Dataset items
•••••
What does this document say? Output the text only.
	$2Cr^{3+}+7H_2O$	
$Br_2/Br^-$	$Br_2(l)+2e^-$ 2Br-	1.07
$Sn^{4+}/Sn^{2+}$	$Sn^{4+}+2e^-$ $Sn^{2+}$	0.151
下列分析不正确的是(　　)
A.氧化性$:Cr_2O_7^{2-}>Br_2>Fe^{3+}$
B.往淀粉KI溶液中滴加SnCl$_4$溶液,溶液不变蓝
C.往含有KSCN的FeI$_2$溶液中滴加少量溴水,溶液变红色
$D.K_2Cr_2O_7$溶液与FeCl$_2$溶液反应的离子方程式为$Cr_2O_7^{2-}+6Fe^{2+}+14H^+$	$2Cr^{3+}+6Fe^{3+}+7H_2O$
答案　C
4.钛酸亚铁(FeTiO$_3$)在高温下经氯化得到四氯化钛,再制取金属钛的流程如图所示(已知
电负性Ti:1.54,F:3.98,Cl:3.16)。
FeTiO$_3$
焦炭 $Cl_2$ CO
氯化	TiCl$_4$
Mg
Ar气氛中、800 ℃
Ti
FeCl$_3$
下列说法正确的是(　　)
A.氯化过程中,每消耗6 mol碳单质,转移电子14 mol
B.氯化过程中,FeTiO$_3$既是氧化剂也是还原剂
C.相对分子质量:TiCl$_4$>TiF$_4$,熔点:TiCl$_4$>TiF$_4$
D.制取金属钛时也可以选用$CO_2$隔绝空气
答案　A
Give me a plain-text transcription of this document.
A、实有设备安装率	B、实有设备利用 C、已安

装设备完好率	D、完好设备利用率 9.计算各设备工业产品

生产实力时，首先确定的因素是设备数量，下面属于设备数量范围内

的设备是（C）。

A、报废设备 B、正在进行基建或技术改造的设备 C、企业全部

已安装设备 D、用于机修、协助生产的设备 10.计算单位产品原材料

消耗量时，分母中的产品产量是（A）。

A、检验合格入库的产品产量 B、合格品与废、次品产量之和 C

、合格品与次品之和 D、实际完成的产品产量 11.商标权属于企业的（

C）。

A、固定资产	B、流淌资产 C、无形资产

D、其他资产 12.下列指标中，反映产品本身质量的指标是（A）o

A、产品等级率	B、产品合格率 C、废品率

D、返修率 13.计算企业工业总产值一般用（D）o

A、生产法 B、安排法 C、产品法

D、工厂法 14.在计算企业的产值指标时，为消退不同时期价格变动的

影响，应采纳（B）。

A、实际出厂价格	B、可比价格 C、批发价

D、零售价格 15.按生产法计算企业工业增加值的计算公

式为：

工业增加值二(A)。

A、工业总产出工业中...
•••••
Extract the lines above from the one containing "Give me a plain-text" to the last line, both included, exactly as written.

Give me a plain-text transcription of this document.
A、实有设备安装率	B、实有设备利用 C、已安

装设备完好率	D、完好设备利用率 9.计算各设备工业产品

生产实力时，首先确定的因素是设备数量，下面属于设备数量范围内

的设备是（C）。

A、报废设备 B、正在进行基建或技术改造的设备 C、企业全部

已安装设备 D、用于机修、协助生产的设备 10.计算单位产品原材料

消耗量时，分母中的产品产量是（A）。

A、检验合格入库的产品产量 B、合格品与废、次品产量之和 C

、合格品与次品之和 D、实际完成的产品产量 11.商标权属于企业的（

C）。

A、固定资产	B、流淌资产 C、无形资产

D、其他资产 12.下列指标中，反映产品本身质量的指标是（A）o

A、产品等级率	B、产品合格率 C、废品率

D、返修率 13.计算企业工业总产值一般用（D）o

A、生产法 B、安排法 C、产品法

D、工厂法 14.在计算企业的产值指标时，为消退不同时期价格变动的

影响，应采纳（B）。

A、实际出厂价格	B、可比价格 C、批发价

D、零售价格 15.按生产法计算企业工业增加值的计算公

式为：

工业增加值二(A)。

A、工业总产出工业中...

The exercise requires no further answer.